----- Supplied data -----

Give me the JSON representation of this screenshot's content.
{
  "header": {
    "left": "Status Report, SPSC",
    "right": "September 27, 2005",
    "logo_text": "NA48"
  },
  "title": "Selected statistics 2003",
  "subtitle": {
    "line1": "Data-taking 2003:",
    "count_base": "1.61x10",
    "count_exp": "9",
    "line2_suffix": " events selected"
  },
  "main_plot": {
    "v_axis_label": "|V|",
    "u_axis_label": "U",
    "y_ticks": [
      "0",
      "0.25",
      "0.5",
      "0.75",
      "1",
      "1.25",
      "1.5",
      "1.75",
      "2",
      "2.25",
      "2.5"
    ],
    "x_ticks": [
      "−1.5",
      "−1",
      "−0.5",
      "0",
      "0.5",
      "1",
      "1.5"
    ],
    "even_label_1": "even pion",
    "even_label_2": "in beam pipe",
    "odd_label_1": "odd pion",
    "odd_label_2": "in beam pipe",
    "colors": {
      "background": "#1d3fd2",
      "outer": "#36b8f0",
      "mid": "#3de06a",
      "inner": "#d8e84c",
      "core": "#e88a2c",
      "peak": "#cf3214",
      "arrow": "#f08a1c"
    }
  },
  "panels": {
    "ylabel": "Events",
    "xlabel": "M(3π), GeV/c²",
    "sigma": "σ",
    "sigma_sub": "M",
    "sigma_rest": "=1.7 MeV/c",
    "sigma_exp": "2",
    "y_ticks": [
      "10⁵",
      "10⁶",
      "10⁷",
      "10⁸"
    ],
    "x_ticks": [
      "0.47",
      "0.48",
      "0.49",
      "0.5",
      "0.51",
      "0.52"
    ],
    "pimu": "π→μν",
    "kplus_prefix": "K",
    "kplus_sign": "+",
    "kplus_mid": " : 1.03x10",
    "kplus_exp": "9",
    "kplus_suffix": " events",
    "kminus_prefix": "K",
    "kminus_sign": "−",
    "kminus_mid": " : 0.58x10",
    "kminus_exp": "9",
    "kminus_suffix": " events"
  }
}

-----

§ **Stated exercise**
Reproduce the full listing word for word.

§ **Solution for this task**
Give me the JSON representation of this screenshot's content.
{
  "header": {
    "left": "Status Report, SPSC",
    "right": "September 27, 2005",
    "logo_text": "NA48"
  },
  "title": "Selected statistics 2003",
  "subtitle": {
    "line1": "Data-taking 2003:",
    "count_base": "1.61x10",
    "count_exp": "9",
    "line2_suffix": " events selected"
  },
  "main_plot": {
    "v_axis_label": "|V|",
    "u_axis_label": "U",
    "y_ticks": [
      "0",
      "0.25",
      "0.5",
      "0.75",
      "1",
      "1.25",
      "1.5",
      "1.75",
      "2",
      "2.25",
      "2.5"
    ],
    "x_ticks": [
      "−1.5",
      "−1",
      "−0.5",
      "0",
      "0.5",
      "1",
      "1.5"
    ],
    "even_label_1": "even pion",
    "even_label_2": "in beam pipe",
    "odd_label_1": "odd pion",
    "odd_label_2": "in beam pipe",
    "colors": {
      "background": "#1d3fd2",
      "outer": "#36b8f0",
      "mid": "#3de06a",
      "inner": "#d8e84c",
      "core": "#e88a2c",
      "peak": "#cf3214",
      "arrow": "#f08a1c"
    }
  },
  "panels": {
    "ylabel": "Events",
    "xlabel": "M(3π), GeV/c²",
    "sigma": "σ",
    "sigma_sub": "M",
    "sigma_rest": "=1.7 MeV/c",
    "sigma_exp": "2",
    "y_ticks": [
      "10⁵",
      "10⁶",
      "10⁷",
      "10⁸"
    ],
    "x_ticks": [
      "0.47",
      "0.48",
      "0.49",
      "0.5",
      "0.51",
      "0.52"
    ],
    "pimu": "π→μν",
    "kplus_prefix": "K",
    "kplus_sign": "+",
    "kplus_mid": " : 1.03x10",
    "kplus_exp": "9",
    "kplus_suffix": " events",
    "kminus_prefix": "K",
    "kminus_sign": "−",
    "kminus_mid": " : 0.58x10",
    "kminus_exp": "9",
    "kminus_suffix": " events"
  }
}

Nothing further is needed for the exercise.